• Given request:
Give an exact transcription of every line, dropping the images.

• Provided data:
.....

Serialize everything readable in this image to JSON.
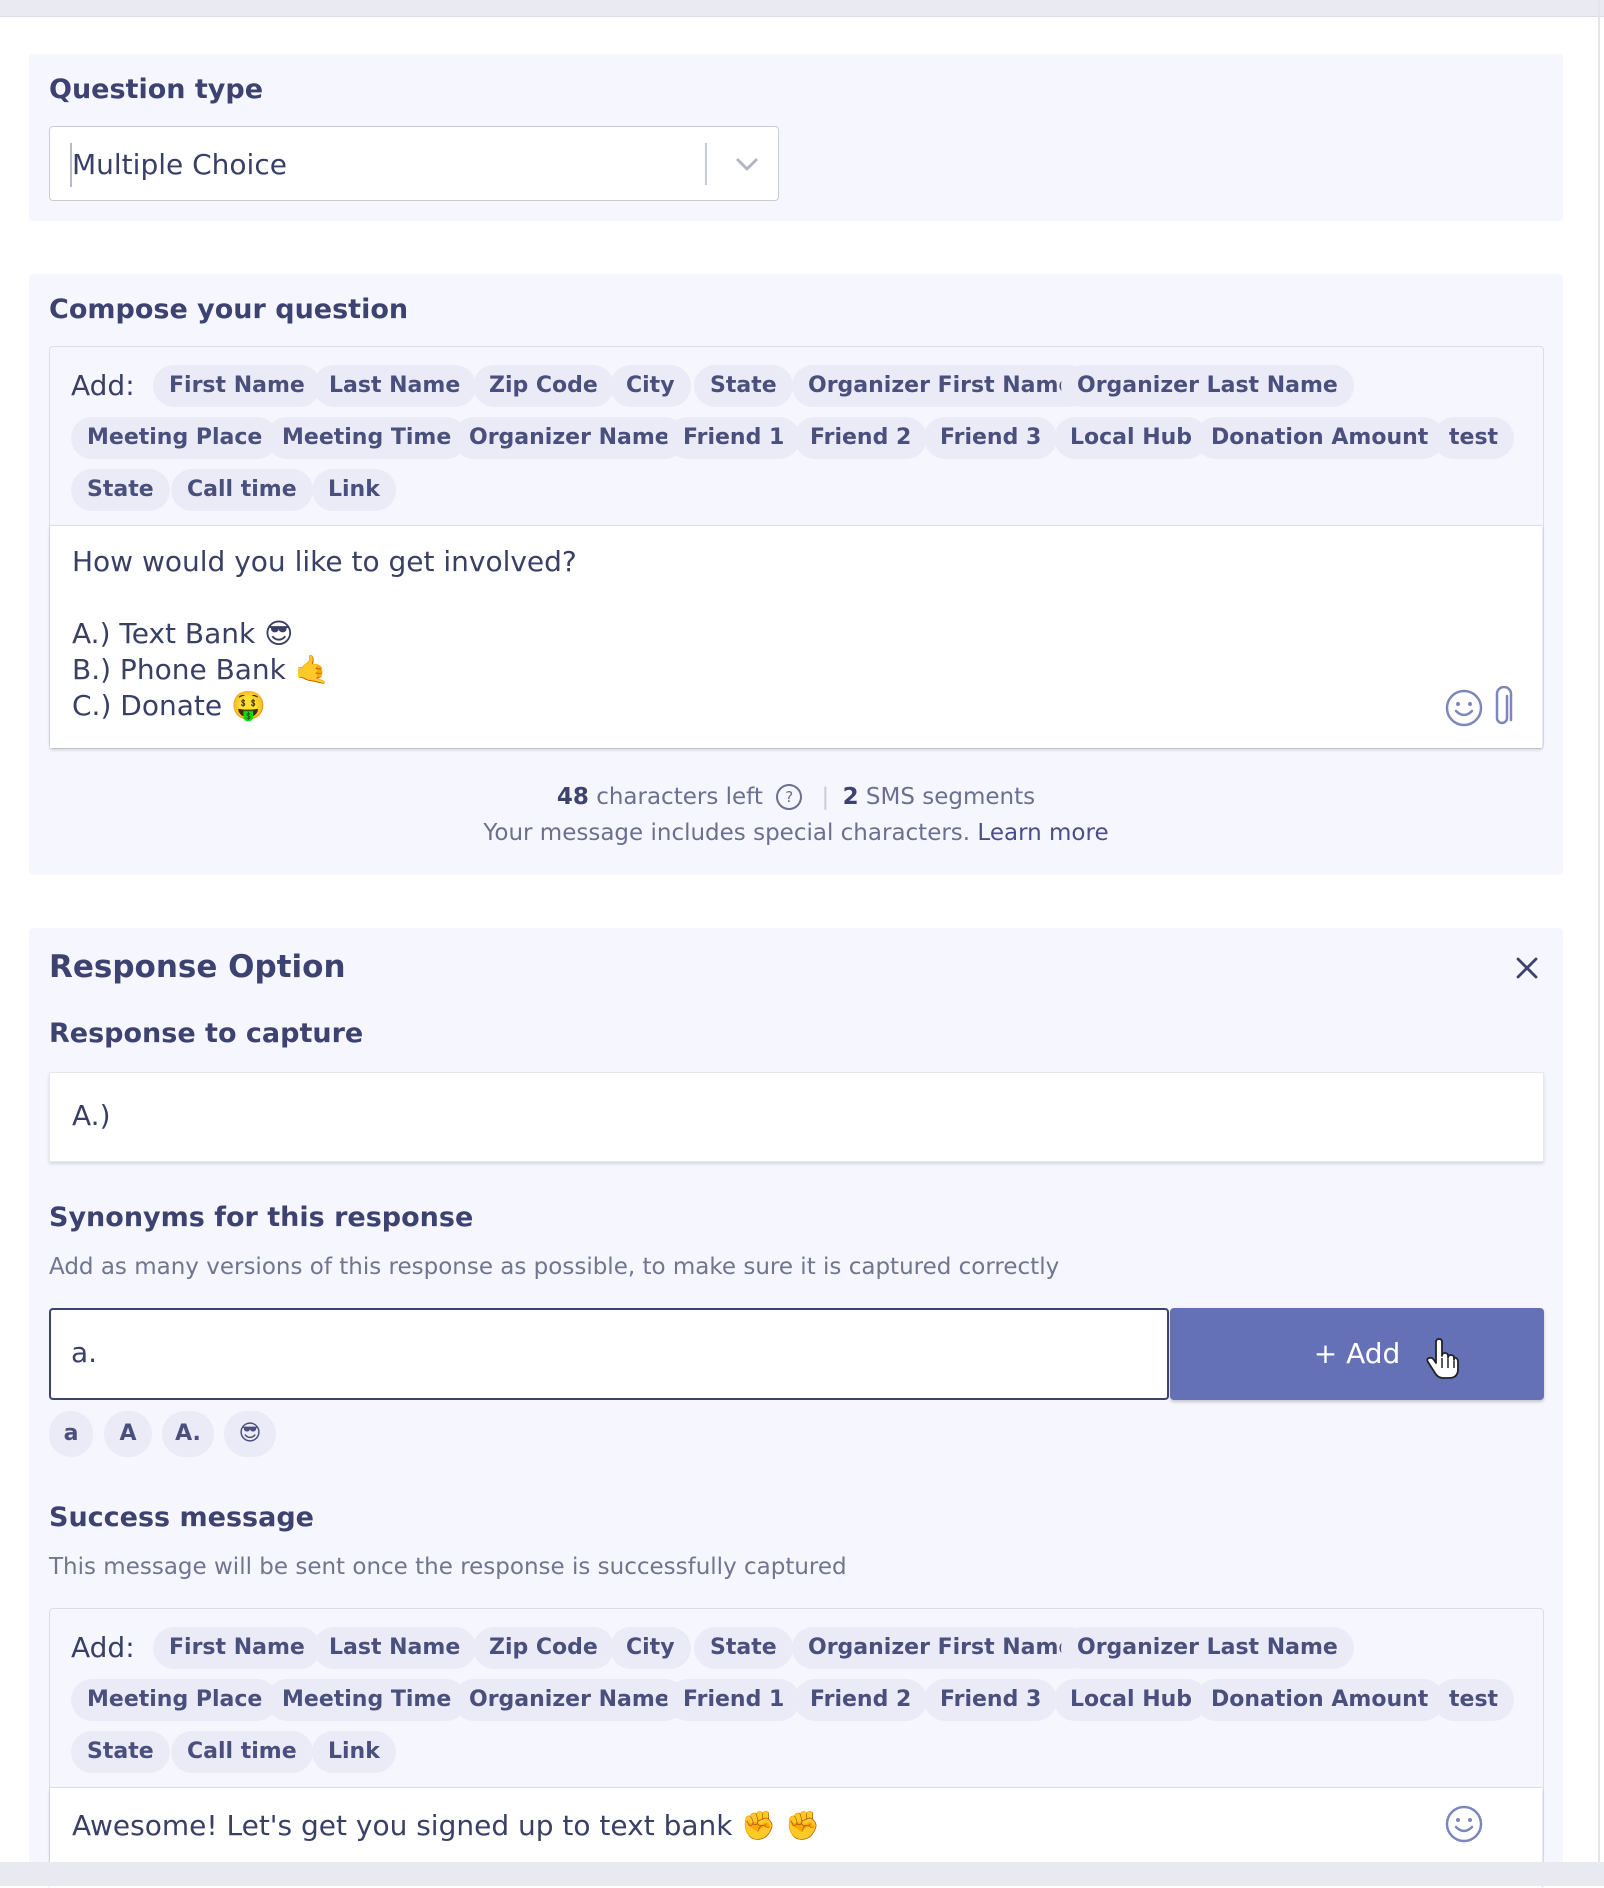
{
  "question_type": {
    "label": "Question type",
    "selected": "Multiple Choice"
  },
  "compose": {
    "label": "Compose your question",
    "add_label": "Add:",
    "tags": [
      "First Name",
      "Last Name",
      "Zip Code",
      "City",
      "State",
      "Organizer First Name",
      "Organizer Last Name",
      "Meeting Place",
      "Meeting Time",
      "Organizer Name",
      "Friend 1",
      "Friend 2",
      "Friend 3",
      "Local Hub",
      "Donation Amount",
      "test",
      "State",
      "Call time",
      "Link"
    ],
    "message_lines": [
      "How would you like to get involved?",
      "",
      "A.) Text Bank 😎",
      "B.) Phone Bank 🤙",
      "C.) Donate 🤑"
    ],
    "characters_left": "48",
    "characters_left_label": "characters left",
    "segments": "2",
    "segments_label": "SMS segments",
    "special_note": "Your message includes special characters.",
    "learn_more": "Learn more"
  },
  "response_option": {
    "title": "Response Option",
    "capture_label": "Response to capture",
    "capture_value": "A.)",
    "synonyms_label": "Synonyms for this response",
    "synonyms_helper": "Add as many versions of this response as possible, to make sure it is captured correctly",
    "synonym_input": "a.",
    "add_button": "+ Add",
    "synonyms": [
      "a",
      "A",
      "A.",
      "😎"
    ],
    "success_label": "Success message",
    "success_helper": "This message will be sent once the response is successfully captured",
    "success_message": "Awesome! Let's get you signed up to text bank ✊ ✊"
  },
  "colors": {
    "accent": "#6571b7",
    "panel": "#f5f6fe",
    "text": "#3d4270"
  }
}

.....

• Complete output:
Serialize everything readable in this image to JSON.
{
  "question_type": {
    "label": "Question type",
    "selected": "Multiple Choice"
  },
  "compose": {
    "label": "Compose your question",
    "add_label": "Add:",
    "tags": [
      "First Name",
      "Last Name",
      "Zip Code",
      "City",
      "State",
      "Organizer First Name",
      "Organizer Last Name",
      "Meeting Place",
      "Meeting Time",
      "Organizer Name",
      "Friend 1",
      "Friend 2",
      "Friend 3",
      "Local Hub",
      "Donation Amount",
      "test",
      "State",
      "Call time",
      "Link"
    ],
    "message_lines": [
      "How would you like to get involved?",
      "",
      "A.) Text Bank 😎",
      "B.) Phone Bank 🤙",
      "C.) Donate 🤑"
    ],
    "characters_left": "48",
    "characters_left_label": "characters left",
    "segments": "2",
    "segments_label": "SMS segments",
    "special_note": "Your message includes special characters.",
    "learn_more": "Learn more"
  },
  "response_option": {
    "title": "Response Option",
    "capture_label": "Response to capture",
    "capture_value": "A.)",
    "synonyms_label": "Synonyms for this response",
    "synonyms_helper": "Add as many versions of this response as possible, to make sure it is captured correctly",
    "synonym_input": "a.",
    "add_button": "+ Add",
    "synonyms": [
      "a",
      "A",
      "A.",
      "😎"
    ],
    "success_label": "Success message",
    "success_helper": "This message will be sent once the response is successfully captured",
    "success_message": "Awesome! Let's get you signed up to text bank ✊ ✊"
  },
  "colors": {
    "accent": "#6571b7",
    "panel": "#f5f6fe",
    "text": "#3d4270"
  }
}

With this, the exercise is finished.